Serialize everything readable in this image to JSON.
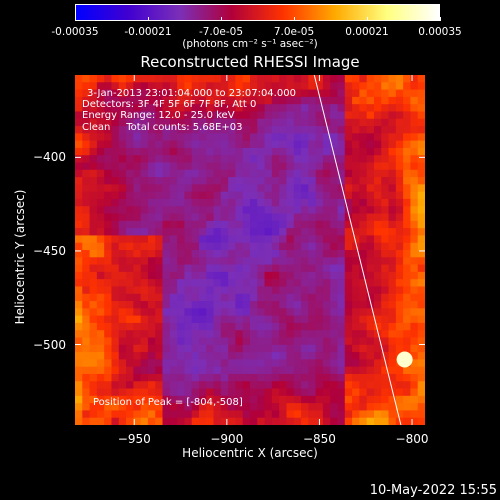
{
  "colorbar": {
    "labels": [
      "-0.00035",
      "-0.00021",
      "-7.0e-05",
      "7.0e-05",
      "0.00021",
      "0.00035"
    ],
    "values": [
      -0.00035,
      -0.00021,
      -7e-05,
      7e-05,
      0.00021,
      0.00035
    ],
    "units": "(photons cm⁻² s⁻¹ asec⁻²)",
    "colormap": [
      "#0000ff",
      "#4000d0",
      "#7b2fb8",
      "#b0003a",
      "#ff3300",
      "#ffaa00",
      "#ffff80",
      "#ffffff"
    ]
  },
  "chart_data": {
    "type": "heatmap",
    "title": "Reconstructed RHESSI Image",
    "xlabel": "Heliocentric X (arcsec)",
    "ylabel": "Heliocentric Y (arcsec)",
    "xlim": [
      -982,
      -793
    ],
    "ylim": [
      -543,
      -356
    ],
    "xticks": [
      -950,
      -900,
      -850,
      -800
    ],
    "xtick_labels": [
      "−950",
      "−900",
      "−850",
      "−800"
    ],
    "yticks": [
      -400,
      -450,
      -500
    ],
    "ytick_labels": [
      "−400",
      "−450",
      "−500"
    ],
    "limb_line": [
      [
        -852.8,
        -356
      ],
      [
        -806,
        -543
      ]
    ],
    "peak": [
      -804,
      -508
    ]
  },
  "annotations": {
    "time_range": "3-Jan-2013 23:01:04.000 to 23:07:04.000",
    "detectors": "Detectors: 3F 4F 5F 6F 7F 8F, Att 0",
    "energy": "Energy Range: 12.0 - 25.0 keV",
    "clean": "Clean     Total counts: 5.68E+03",
    "peak_position": "Position of Peak = [-804,-508]"
  },
  "timestamp": "10-May-2022 15:55"
}
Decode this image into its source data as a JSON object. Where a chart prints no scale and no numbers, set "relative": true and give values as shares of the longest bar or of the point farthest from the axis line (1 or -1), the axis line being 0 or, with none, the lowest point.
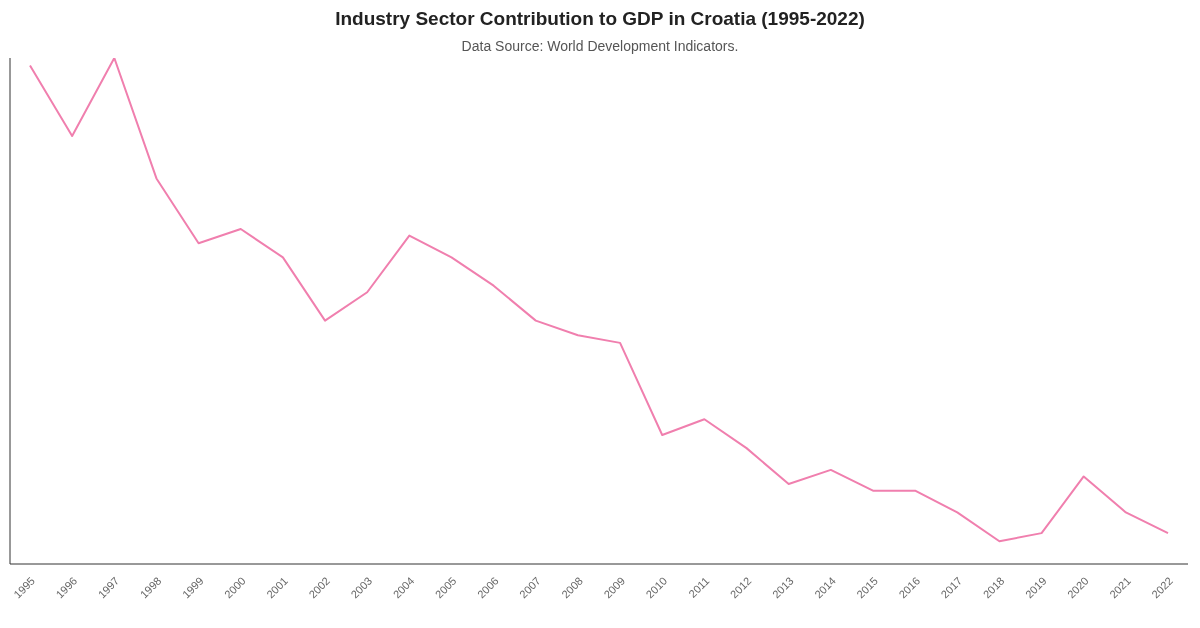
{
  "chart_data": {
    "type": "line",
    "title": "Industry Sector Contribution to GDP in Croatia (1995-2022)",
    "subtitle": "Data Source: World Development Indicators.",
    "categories": [
      "1995",
      "1996",
      "1997",
      "1998",
      "1999",
      "2000",
      "2001",
      "2002",
      "2003",
      "2004",
      "2005",
      "2006",
      "2007",
      "2008",
      "2009",
      "2010",
      "2011",
      "2012",
      "2013",
      "2014",
      "2015",
      "2016",
      "2017",
      "2018",
      "2019",
      "2020",
      "2021",
      "2022"
    ],
    "relative": true,
    "series": [
      {
        "color": "#f07fae",
        "values": [
          0.985,
          0.846,
          1,
          0.762,
          0.634,
          0.662,
          0.606,
          0.481,
          0.537,
          0.649,
          0.606,
          0.55,
          0.481,
          0.452,
          0.437,
          0.255,
          0.286,
          0.229,
          0.158,
          0.186,
          0.145,
          0.145,
          0.102,
          0.045,
          0.061,
          0.173,
          0.102,
          0.061
        ]
      }
    ],
    "grid": false,
    "legend": false,
    "marker": "none",
    "line_style": "solid"
  }
}
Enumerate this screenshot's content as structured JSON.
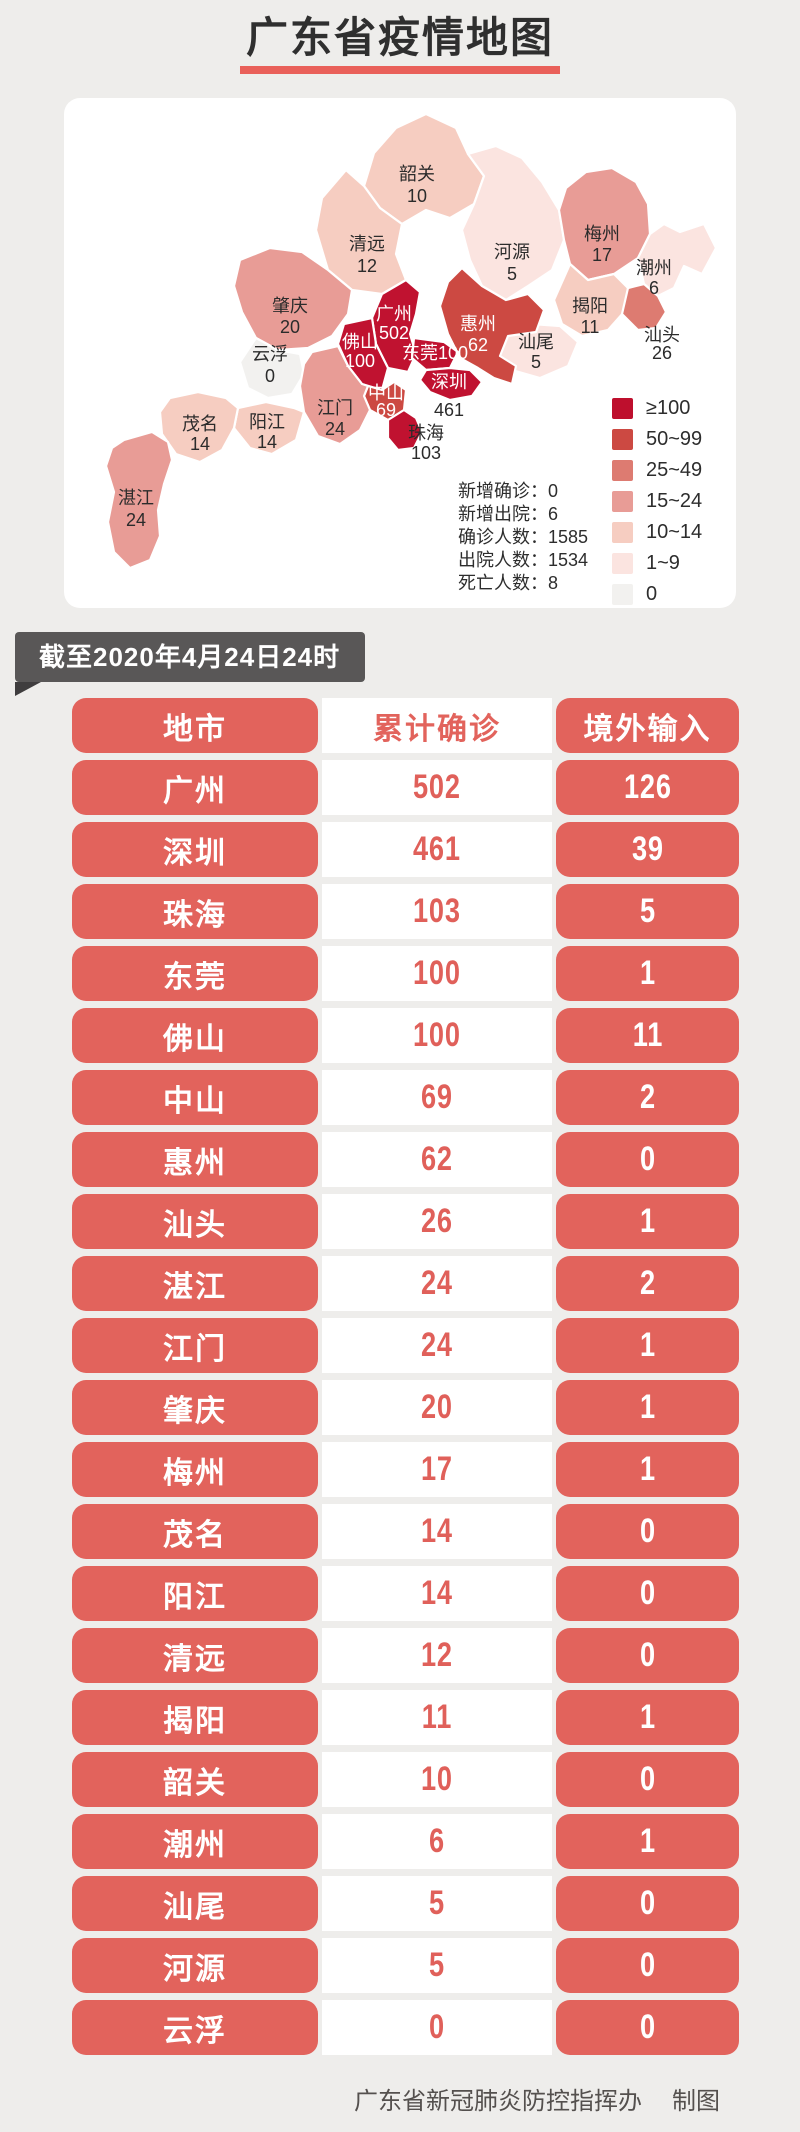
{
  "page": {
    "background": "#EEEDEB",
    "title": "广东省疫情地图",
    "title_underline_color": "#E9605A",
    "footer_org": "广东省新冠肺炎防控指挥办",
    "footer_suffix": "制图"
  },
  "banner": {
    "text": "截至2020年4月24日24时",
    "background": "#595757"
  },
  "map": {
    "stats_separator": "：",
    "stats": [
      {
        "label": "新增确诊",
        "value": "0"
      },
      {
        "label": "新增出院",
        "value": "6"
      },
      {
        "label": "确诊人数",
        "value": "1585"
      },
      {
        "label": "出院人数",
        "value": "1534"
      },
      {
        "label": "死亡人数",
        "value": "8"
      }
    ],
    "legend": [
      {
        "label": "≥100",
        "color": "#BE0F2D"
      },
      {
        "label": "50~99",
        "color": "#CC4942"
      },
      {
        "label": "25~49",
        "color": "#DD7B71"
      },
      {
        "label": "15~24",
        "color": "#E89C96"
      },
      {
        "label": "10~14",
        "color": "#F6CDC1"
      },
      {
        "label": "1~9",
        "color": "#FBE4E0"
      },
      {
        "label": "0",
        "color": "#F2F1EF"
      }
    ],
    "regions": [
      {
        "name": "韶关",
        "value": "10",
        "color": "#F6CDC1"
      },
      {
        "name": "清远",
        "value": "12",
        "color": "#F6CDC1"
      },
      {
        "name": "河源",
        "value": "5",
        "color": "#FBE4E0"
      },
      {
        "name": "梅州",
        "value": "17",
        "color": "#E89C96"
      },
      {
        "name": "潮州",
        "value": "6",
        "color": "#FBE4E0"
      },
      {
        "name": "揭阳",
        "value": "11",
        "color": "#F6CDC1"
      },
      {
        "name": "汕头",
        "value": "26",
        "color": "#DD7B71"
      },
      {
        "name": "汕尾",
        "value": "5",
        "color": "#FBE4E0"
      },
      {
        "name": "惠州",
        "value": "62",
        "color": "#CC4942"
      },
      {
        "name": "肇庆",
        "value": "20",
        "color": "#E89C96"
      },
      {
        "name": "云浮",
        "value": "0",
        "color": "#F2F1EF"
      },
      {
        "name": "广州",
        "value": "502",
        "color": "#C01230"
      },
      {
        "name": "佛山",
        "value": "100",
        "color": "#C01230"
      },
      {
        "name": "东莞",
        "value": "100",
        "color": "#C01230"
      },
      {
        "name": "深圳",
        "value": "461",
        "color": "#C01230"
      },
      {
        "name": "中山",
        "value": "69",
        "color": "#CC4942"
      },
      {
        "name": "珠海",
        "value": "103",
        "color": "#C01230"
      },
      {
        "name": "江门",
        "value": "24",
        "color": "#E89C96"
      },
      {
        "name": "阳江",
        "value": "14",
        "color": "#F6CDC1"
      },
      {
        "name": "茂名",
        "value": "14",
        "color": "#F6CDC1"
      },
      {
        "name": "湛江",
        "value": "24",
        "color": "#E89C96"
      }
    ]
  },
  "table": {
    "headers": [
      "地市",
      "累计确诊",
      "境外输入"
    ],
    "accent_color": "#E2635C",
    "number_color": "#E0605A",
    "rows": [
      {
        "city": "广州",
        "confirmed": "502",
        "imported": "126"
      },
      {
        "city": "深圳",
        "confirmed": "461",
        "imported": "39"
      },
      {
        "city": "珠海",
        "confirmed": "103",
        "imported": "5"
      },
      {
        "city": "东莞",
        "confirmed": "100",
        "imported": "1"
      },
      {
        "city": "佛山",
        "confirmed": "100",
        "imported": "11"
      },
      {
        "city": "中山",
        "confirmed": "69",
        "imported": "2"
      },
      {
        "city": "惠州",
        "confirmed": "62",
        "imported": "0"
      },
      {
        "city": "汕头",
        "confirmed": "26",
        "imported": "1"
      },
      {
        "city": "湛江",
        "confirmed": "24",
        "imported": "2"
      },
      {
        "city": "江门",
        "confirmed": "24",
        "imported": "1"
      },
      {
        "city": "肇庆",
        "confirmed": "20",
        "imported": "1"
      },
      {
        "city": "梅州",
        "confirmed": "17",
        "imported": "1"
      },
      {
        "city": "茂名",
        "confirmed": "14",
        "imported": "0"
      },
      {
        "city": "阳江",
        "confirmed": "14",
        "imported": "0"
      },
      {
        "city": "清远",
        "confirmed": "12",
        "imported": "0"
      },
      {
        "city": "揭阳",
        "confirmed": "11",
        "imported": "1"
      },
      {
        "city": "韶关",
        "confirmed": "10",
        "imported": "0"
      },
      {
        "city": "潮州",
        "confirmed": "6",
        "imported": "1"
      },
      {
        "city": "汕尾",
        "confirmed": "5",
        "imported": "0"
      },
      {
        "city": "河源",
        "confirmed": "5",
        "imported": "0"
      },
      {
        "city": "云浮",
        "confirmed": "0",
        "imported": "0"
      }
    ]
  },
  "chart_data": [
    {
      "type": "heatmap",
      "subtype": "choropleth-map",
      "title": "广东省疫情地图",
      "as_of": "截至2020年4月24日24时",
      "legend_bins": [
        "≥100",
        "50~99",
        "25~49",
        "15~24",
        "10~14",
        "1~9",
        "0"
      ],
      "categories": [
        "韶关",
        "清远",
        "河源",
        "梅州",
        "潮州",
        "揭阳",
        "汕头",
        "汕尾",
        "惠州",
        "肇庆",
        "云浮",
        "广州",
        "佛山",
        "东莞",
        "深圳",
        "中山",
        "珠海",
        "江门",
        "阳江",
        "茂名",
        "湛江"
      ],
      "values": [
        10,
        12,
        5,
        17,
        6,
        11,
        26,
        5,
        62,
        20,
        0,
        502,
        100,
        100,
        461,
        69,
        103,
        24,
        14,
        14,
        24
      ],
      "annotations": {
        "新增确诊": 0,
        "新增出院": 6,
        "确诊人数": 1585,
        "出院人数": 1534,
        "死亡人数": 8
      }
    },
    {
      "type": "table",
      "columns": [
        "地市",
        "累计确诊",
        "境外输入"
      ],
      "rows": [
        [
          "广州",
          502,
          126
        ],
        [
          "深圳",
          461,
          39
        ],
        [
          "珠海",
          103,
          5
        ],
        [
          "东莞",
          100,
          1
        ],
        [
          "佛山",
          100,
          11
        ],
        [
          "中山",
          69,
          2
        ],
        [
          "惠州",
          62,
          0
        ],
        [
          "汕头",
          26,
          1
        ],
        [
          "湛江",
          24,
          2
        ],
        [
          "江门",
          24,
          1
        ],
        [
          "肇庆",
          20,
          1
        ],
        [
          "梅州",
          17,
          1
        ],
        [
          "茂名",
          14,
          0
        ],
        [
          "阳江",
          14,
          0
        ],
        [
          "清远",
          12,
          0
        ],
        [
          "揭阳",
          11,
          1
        ],
        [
          "韶关",
          10,
          0
        ],
        [
          "潮州",
          6,
          1
        ],
        [
          "汕尾",
          5,
          0
        ],
        [
          "河源",
          5,
          0
        ],
        [
          "云浮",
          0,
          0
        ]
      ],
      "credit": "广东省新冠肺炎防控指挥办 制图"
    }
  ]
}
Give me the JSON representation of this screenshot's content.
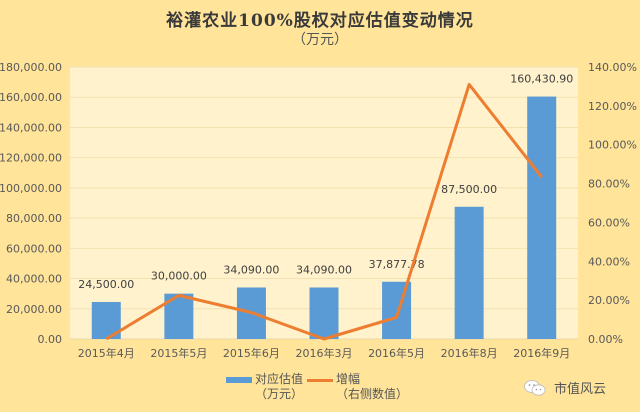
{
  "title": "裕灌农业100%股权对应估值变动情况",
  "subtitle": "（万元）",
  "legend": [
    {
      "label_line1": "对应估值",
      "label_line2": "（万元）",
      "type": "bar"
    },
    {
      "label_line1": "增幅",
      "label_line2": "（右侧数值）",
      "type": "line"
    }
  ],
  "watermark": {
    "icon": "wechat-icon",
    "text": "市值风云"
  },
  "colors": {
    "bar": "#5b9bd5",
    "line": "#ed7d31",
    "background": "#ffe49a",
    "plot_bg": "#fff2cc"
  },
  "chart_data": {
    "type": "bar",
    "title": "裕灌农业100%股权对应估值变动情况",
    "subtitle": "（万元）",
    "categories": [
      "2015年4月",
      "2015年5月",
      "2015年6月",
      "2016年3月",
      "2016年5月",
      "2016年8月",
      "2016年9月"
    ],
    "series": [
      {
        "name": "对应估值（万元）",
        "type": "bar",
        "axis": "left",
        "values": [
          24500.0,
          30000.0,
          34090.0,
          34090.0,
          37877.78,
          87500.0,
          160430.9
        ],
        "data_labels": [
          "24,500.00",
          "30,000.00",
          "34,090.00",
          "34,090.00",
          "37,877.78",
          "87,500.00",
          "160,430.90"
        ]
      },
      {
        "name": "增幅（右侧数值）",
        "type": "line",
        "axis": "right",
        "values": [
          0.0,
          22.45,
          13.63,
          0.0,
          11.11,
          131.0,
          83.35
        ]
      }
    ],
    "left_axis": {
      "ylim": [
        0,
        180000
      ],
      "ticks": [
        "0.00",
        "20,000.00",
        "40,000.00",
        "60,000.00",
        "80,000.00",
        "100,000.00",
        "120,000.00",
        "140,000.00",
        "160,000.00",
        "180,000.00"
      ]
    },
    "right_axis": {
      "ylim": [
        0,
        140
      ],
      "ticks": [
        "0.00%",
        "20.00%",
        "40.00%",
        "60.00%",
        "80.00%",
        "100.00%",
        "120.00%",
        "140.00%"
      ]
    },
    "grid": true,
    "legend_position": "bottom"
  }
}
################
The task:
Gather each line from the listing above that holds "content".

Answer for this exercise:
Enumerate this screenshot's content as structured JSON.
Give me the JSON representation of this screenshot's content.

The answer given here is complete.